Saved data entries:
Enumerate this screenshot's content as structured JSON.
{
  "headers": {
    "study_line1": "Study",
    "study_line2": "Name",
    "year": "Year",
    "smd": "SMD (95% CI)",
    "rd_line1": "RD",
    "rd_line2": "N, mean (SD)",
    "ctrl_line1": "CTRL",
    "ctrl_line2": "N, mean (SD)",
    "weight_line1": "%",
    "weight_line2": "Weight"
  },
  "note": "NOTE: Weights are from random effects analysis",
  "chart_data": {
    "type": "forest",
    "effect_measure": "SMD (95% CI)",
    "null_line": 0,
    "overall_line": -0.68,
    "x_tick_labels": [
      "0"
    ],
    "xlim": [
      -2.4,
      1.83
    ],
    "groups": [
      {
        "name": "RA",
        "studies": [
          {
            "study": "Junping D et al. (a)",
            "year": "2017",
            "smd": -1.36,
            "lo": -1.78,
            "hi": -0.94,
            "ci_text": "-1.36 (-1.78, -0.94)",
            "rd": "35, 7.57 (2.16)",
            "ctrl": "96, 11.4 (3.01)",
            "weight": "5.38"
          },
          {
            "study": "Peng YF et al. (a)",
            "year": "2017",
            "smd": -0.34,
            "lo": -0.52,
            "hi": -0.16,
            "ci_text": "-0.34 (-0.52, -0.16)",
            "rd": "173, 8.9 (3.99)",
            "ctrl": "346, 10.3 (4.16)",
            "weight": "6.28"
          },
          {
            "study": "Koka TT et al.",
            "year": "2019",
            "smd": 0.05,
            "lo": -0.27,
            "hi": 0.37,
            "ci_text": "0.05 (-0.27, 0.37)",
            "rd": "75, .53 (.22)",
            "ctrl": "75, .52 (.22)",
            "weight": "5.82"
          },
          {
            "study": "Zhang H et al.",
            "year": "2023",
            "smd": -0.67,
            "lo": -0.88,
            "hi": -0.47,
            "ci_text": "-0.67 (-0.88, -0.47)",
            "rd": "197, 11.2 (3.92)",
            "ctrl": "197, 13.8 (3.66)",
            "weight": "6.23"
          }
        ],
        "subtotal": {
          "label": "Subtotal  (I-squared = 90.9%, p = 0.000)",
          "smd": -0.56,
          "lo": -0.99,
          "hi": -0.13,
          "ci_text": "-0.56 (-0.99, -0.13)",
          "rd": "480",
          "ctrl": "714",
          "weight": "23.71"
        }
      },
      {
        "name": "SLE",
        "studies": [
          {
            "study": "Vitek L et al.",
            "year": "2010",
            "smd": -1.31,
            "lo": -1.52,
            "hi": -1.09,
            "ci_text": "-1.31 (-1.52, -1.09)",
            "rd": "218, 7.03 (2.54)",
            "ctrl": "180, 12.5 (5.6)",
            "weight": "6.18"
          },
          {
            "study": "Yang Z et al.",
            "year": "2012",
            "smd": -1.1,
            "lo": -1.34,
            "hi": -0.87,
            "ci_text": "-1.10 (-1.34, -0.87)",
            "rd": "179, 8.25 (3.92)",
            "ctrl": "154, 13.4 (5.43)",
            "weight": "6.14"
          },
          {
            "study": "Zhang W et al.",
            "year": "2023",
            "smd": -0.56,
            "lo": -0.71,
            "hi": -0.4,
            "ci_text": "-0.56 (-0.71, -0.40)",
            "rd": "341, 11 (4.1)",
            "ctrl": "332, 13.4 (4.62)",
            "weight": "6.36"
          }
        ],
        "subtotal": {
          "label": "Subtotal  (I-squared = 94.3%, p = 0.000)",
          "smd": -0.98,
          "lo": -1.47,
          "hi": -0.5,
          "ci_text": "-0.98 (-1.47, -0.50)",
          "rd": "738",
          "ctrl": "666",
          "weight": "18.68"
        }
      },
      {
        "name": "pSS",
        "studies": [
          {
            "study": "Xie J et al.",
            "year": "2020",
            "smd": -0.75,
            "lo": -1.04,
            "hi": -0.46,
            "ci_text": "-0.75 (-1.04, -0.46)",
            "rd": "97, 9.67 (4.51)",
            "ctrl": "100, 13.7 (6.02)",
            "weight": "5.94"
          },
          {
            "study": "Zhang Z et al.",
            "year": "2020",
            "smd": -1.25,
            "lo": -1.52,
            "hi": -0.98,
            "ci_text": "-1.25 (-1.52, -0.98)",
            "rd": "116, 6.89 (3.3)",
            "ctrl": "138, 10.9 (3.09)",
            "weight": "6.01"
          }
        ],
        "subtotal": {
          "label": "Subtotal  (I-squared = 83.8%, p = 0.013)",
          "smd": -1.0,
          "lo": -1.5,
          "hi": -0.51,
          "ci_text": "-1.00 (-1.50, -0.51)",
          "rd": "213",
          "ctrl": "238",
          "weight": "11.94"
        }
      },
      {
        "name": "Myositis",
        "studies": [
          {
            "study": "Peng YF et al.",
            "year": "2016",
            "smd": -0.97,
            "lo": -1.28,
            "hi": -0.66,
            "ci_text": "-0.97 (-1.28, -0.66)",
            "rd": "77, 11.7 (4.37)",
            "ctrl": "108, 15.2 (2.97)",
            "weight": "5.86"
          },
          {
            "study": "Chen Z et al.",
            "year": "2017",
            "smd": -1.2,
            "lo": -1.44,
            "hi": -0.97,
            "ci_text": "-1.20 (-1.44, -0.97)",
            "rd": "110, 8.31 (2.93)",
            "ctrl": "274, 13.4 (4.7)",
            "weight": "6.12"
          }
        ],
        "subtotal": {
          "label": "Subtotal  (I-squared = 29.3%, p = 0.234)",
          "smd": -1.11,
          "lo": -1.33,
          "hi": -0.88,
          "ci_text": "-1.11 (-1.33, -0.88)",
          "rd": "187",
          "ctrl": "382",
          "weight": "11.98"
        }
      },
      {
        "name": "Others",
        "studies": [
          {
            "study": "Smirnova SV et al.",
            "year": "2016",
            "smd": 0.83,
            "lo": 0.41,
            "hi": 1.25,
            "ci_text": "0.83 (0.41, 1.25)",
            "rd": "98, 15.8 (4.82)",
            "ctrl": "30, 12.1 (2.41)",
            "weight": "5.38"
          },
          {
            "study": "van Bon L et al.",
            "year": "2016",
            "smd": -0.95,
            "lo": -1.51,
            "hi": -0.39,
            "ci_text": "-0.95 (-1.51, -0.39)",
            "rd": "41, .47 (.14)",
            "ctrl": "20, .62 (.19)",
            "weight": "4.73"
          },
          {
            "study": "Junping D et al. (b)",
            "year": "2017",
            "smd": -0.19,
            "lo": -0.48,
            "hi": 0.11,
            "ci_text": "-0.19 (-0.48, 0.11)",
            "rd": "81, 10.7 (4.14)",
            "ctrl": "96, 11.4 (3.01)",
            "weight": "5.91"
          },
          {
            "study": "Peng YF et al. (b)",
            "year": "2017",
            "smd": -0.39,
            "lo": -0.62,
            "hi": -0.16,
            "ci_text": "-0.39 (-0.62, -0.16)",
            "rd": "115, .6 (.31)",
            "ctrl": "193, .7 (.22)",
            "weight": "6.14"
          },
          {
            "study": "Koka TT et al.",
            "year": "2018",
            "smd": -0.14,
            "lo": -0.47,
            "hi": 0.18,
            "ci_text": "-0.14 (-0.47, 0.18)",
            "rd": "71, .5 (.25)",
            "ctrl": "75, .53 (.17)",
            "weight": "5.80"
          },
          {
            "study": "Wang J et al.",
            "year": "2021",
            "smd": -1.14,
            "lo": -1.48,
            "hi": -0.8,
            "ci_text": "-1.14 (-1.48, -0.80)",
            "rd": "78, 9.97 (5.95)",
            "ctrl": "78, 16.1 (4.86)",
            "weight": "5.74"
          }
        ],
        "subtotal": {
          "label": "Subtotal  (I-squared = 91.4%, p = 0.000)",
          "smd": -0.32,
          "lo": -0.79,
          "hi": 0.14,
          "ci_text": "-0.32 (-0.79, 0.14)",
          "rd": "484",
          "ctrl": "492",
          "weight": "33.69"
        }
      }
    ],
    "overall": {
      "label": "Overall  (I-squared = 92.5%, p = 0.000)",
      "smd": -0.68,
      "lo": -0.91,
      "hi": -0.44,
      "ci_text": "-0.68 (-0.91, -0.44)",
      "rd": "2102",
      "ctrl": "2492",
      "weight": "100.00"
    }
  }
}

* _Task goal_
Check each line above for the string "Junping", then copy the ones that have it.

* _Full output_
            "study": "Junping D et al. (a)",
            "study": "Junping D et al. (b)",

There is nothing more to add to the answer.